• **Objective**: Each entry has to be copied exactly, with nothing missed.

• **Data supplied**:
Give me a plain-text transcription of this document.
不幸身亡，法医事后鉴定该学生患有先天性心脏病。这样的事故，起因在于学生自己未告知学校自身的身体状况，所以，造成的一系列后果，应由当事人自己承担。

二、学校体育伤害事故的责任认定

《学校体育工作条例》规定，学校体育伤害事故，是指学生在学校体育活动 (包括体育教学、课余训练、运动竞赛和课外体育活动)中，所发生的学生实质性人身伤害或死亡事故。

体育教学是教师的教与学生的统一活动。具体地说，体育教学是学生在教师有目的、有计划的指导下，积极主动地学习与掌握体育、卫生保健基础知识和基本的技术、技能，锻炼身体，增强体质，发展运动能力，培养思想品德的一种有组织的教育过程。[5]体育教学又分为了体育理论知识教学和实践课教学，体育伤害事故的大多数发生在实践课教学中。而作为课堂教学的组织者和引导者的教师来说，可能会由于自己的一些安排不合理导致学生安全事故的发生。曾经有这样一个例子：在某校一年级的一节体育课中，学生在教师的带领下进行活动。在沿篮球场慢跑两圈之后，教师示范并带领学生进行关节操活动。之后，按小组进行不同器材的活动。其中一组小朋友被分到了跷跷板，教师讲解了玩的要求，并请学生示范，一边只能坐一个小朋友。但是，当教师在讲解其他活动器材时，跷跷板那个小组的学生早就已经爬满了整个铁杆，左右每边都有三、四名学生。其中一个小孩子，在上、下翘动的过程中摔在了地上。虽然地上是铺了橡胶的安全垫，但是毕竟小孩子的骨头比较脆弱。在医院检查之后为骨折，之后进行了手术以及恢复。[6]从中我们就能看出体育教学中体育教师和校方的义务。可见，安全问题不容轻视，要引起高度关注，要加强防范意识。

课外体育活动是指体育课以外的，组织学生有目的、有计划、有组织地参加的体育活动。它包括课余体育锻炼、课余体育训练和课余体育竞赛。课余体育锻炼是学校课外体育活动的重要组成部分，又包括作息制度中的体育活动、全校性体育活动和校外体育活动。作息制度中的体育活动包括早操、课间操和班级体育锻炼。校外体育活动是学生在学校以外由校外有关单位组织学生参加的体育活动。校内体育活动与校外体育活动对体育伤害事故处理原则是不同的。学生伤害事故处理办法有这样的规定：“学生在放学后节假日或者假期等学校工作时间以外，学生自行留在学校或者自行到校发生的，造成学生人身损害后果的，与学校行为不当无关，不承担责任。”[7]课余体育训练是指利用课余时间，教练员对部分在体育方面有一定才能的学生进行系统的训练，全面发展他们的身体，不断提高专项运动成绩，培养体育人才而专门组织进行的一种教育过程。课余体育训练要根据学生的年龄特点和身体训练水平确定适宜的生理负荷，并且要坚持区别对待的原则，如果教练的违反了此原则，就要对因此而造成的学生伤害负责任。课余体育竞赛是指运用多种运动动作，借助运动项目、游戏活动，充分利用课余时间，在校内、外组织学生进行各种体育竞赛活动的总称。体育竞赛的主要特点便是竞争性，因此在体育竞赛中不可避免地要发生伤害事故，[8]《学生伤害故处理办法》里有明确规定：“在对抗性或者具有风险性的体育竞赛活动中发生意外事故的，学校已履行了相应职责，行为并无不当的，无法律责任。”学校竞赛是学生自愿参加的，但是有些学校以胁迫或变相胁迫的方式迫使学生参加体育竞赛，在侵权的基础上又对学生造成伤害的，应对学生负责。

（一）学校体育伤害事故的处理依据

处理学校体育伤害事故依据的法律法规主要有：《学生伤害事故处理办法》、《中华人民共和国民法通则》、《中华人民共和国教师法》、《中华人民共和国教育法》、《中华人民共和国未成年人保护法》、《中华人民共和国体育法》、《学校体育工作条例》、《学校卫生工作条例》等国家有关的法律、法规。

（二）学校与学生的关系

• **Completed exercise**:
Give me a plain-text transcription of this document.
不幸身亡，法医事后鉴定该学生患有先天性心脏病。这样的事故，起因在于学生自己未告知学校自身的身体状况，所以，造成的一系列后果，应由当事人自己承担。

二、学校体育伤害事故的责任认定

《学校体育工作条例》规定，学校体育伤害事故，是指学生在学校体育活动 (包括体育教学、课余训练、运动竞赛和课外体育活动)中，所发生的学生实质性人身伤害或死亡事故。

体育教学是教师的教与学生的统一活动。具体地说，体育教学是学生在教师有目的、有计划的指导下，积极主动地学习与掌握体育、卫生保健基础知识和基本的技术、技能，锻炼身体，增强体质，发展运动能力，培养思想品德的一种有组织的教育过程。[5]体育教学又分为了体育理论知识教学和实践课教学，体育伤害事故的大多数发生在实践课教学中。而作为课堂教学的组织者和引导者的教师来说，可能会由于自己的一些安排不合理导致学生安全事故的发生。曾经有这样一个例子：在某校一年级的一节体育课中，学生在教师的带领下进行活动。在沿篮球场慢跑两圈之后，教师示范并带领学生进行关节操活动。之后，按小组进行不同器材的活动。其中一组小朋友被分到了跷跷板，教师讲解了玩的要求，并请学生示范，一边只能坐一个小朋友。但是，当教师在讲解其他活动器材时，跷跷板那个小组的学生早就已经爬满了整个铁杆，左右每边都有三、四名学生。其中一个小孩子，在上、下翘动的过程中摔在了地上。虽然地上是铺了橡胶的安全垫，但是毕竟小孩子的骨头比较脆弱。在医院检查之后为骨折，之后进行了手术以及恢复。[6]从中我们就能看出体育教学中体育教师和校方的义务。可见，安全问题不容轻视，要引起高度关注，要加强防范意识。

课外体育活动是指体育课以外的，组织学生有目的、有计划、有组织地参加的体育活动。它包括课余体育锻炼、课余体育训练和课余体育竞赛。课余体育锻炼是学校课外体育活动的重要组成部分，又包括作息制度中的体育活动、全校性体育活动和校外体育活动。作息制度中的体育活动包括早操、课间操和班级体育锻炼。校外体育活动是学生在学校以外由校外有关单位组织学生参加的体育活动。校内体育活动与校外体育活动对体育伤害事故处理原则是不同的。学生伤害事故处理办法有这样的规定：“学生在放学后节假日或者假期等学校工作时间以外，学生自行留在学校或者自行到校发生的，造成学生人身损害后果的，与学校行为不当无关，不承担责任。”[7]课余体育训练是指利用课余时间，教练员对部分在体育方面有一定才能的学生进行系统的训练，全面发展他们的身体，不断提高专项运动成绩，培养体育人才而专门组织进行的一种教育过程。课余体育训练要根据学生的年龄特点和身体训练水平确定适宜的生理负荷，并且要坚持区别对待的原则，如果教练的违反了此原则，就要对因此而造成的学生伤害负责任。课余体育竞赛是指运用多种运动动作，借助运动项目、游戏活动，充分利用课余时间，在校内、外组织学生进行各种体育竞赛活动的总称。体育竞赛的主要特点便是竞争性，因此在体育竞赛中不可避免地要发生伤害事故，[8]《学生伤害故处理办法》里有明确规定：“在对抗性或者具有风险性的体育竞赛活动中发生意外事故的，学校已履行了相应职责，行为并无不当的，无法律责任。”学校竞赛是学生自愿参加的，但是有些学校以胁迫或变相胁迫的方式迫使学生参加体育竞赛，在侵权的基础上又对学生造成伤害的，应对学生负责。

（一）学校体育伤害事故的处理依据

处理学校体育伤害事故依据的法律法规主要有：《学生伤害事故处理办法》、《中华人民共和国民法通则》、《中华人民共和国教师法》、《中华人民共和国教育法》、《中华人民共和国未成年人保护法》、《中华人民共和国体育法》、《学校体育工作条例》、《学校卫生工作条例》等国家有关的法律、法规。

（二）学校与学生的关系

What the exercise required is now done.